Extracted data entries:
— START —
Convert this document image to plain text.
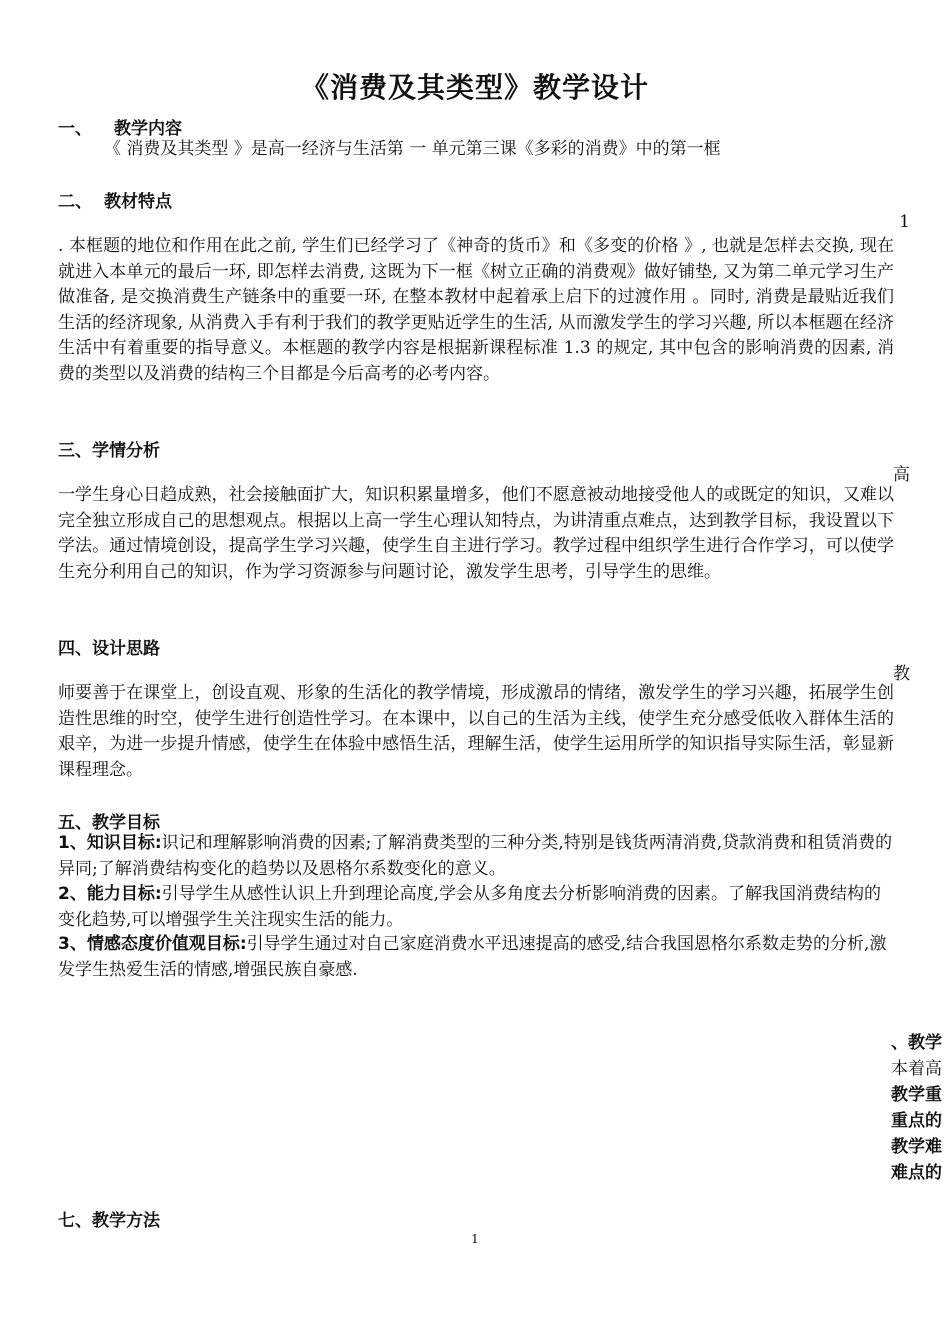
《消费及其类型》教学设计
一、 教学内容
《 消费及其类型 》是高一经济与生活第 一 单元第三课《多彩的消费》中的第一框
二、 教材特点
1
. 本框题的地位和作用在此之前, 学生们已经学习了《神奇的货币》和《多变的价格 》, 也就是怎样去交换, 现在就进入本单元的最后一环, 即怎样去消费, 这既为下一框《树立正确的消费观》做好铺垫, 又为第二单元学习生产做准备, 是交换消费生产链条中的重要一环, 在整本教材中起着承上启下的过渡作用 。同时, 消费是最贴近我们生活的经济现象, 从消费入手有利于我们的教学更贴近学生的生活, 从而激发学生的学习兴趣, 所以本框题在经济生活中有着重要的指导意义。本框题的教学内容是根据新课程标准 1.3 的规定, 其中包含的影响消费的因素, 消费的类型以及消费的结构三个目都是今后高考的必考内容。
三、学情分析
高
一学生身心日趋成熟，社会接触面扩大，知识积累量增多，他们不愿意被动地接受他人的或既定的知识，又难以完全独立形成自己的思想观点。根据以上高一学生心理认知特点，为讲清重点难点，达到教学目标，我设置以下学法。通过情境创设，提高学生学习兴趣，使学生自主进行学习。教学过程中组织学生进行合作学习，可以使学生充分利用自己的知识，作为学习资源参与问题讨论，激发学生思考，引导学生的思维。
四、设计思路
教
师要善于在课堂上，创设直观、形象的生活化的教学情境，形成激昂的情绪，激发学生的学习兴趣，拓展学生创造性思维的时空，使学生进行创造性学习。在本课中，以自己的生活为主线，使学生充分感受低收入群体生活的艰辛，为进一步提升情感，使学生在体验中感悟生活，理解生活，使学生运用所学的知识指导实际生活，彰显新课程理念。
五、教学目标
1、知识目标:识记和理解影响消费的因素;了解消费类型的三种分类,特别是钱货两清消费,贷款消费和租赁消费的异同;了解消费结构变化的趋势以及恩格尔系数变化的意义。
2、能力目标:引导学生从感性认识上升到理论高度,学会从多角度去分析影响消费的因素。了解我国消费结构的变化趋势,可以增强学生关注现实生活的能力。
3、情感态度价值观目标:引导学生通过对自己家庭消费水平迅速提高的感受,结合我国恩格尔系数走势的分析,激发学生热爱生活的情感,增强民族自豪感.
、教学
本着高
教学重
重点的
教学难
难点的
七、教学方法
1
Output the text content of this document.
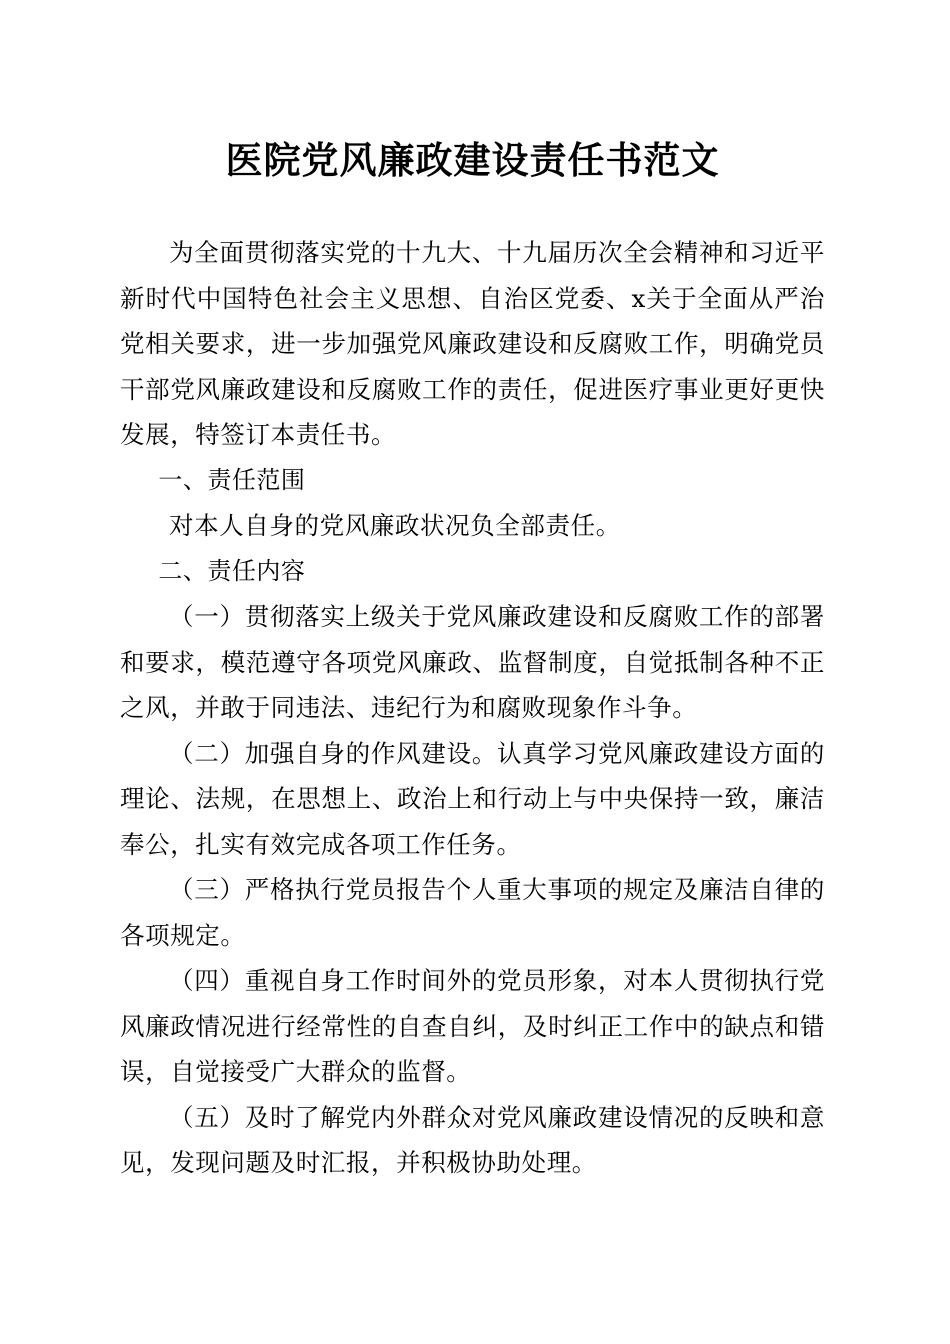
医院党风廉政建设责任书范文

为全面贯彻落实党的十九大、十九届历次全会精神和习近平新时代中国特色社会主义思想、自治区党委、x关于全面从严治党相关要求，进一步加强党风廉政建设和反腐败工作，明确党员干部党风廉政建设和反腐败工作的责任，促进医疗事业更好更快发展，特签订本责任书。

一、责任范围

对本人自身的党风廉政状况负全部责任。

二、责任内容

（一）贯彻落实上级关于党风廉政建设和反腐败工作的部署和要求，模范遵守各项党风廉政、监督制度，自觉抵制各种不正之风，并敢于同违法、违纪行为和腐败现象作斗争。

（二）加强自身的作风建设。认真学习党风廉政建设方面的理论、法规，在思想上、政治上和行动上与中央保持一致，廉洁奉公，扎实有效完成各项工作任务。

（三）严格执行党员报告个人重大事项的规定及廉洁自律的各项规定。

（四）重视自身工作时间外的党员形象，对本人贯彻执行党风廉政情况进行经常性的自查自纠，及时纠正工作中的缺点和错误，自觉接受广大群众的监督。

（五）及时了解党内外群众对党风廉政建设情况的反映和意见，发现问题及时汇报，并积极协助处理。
— END —
→ **WRITTEN INSTRUCTION**:
Every line that holds the word "消费及其类型" should be extracted.

→ **THE COMPLETED TASK**:
《消费及其类型》教学设计
《 消费及其类型 》是高一经济与生活第 一 单元第三课《多彩的消费》中的第一框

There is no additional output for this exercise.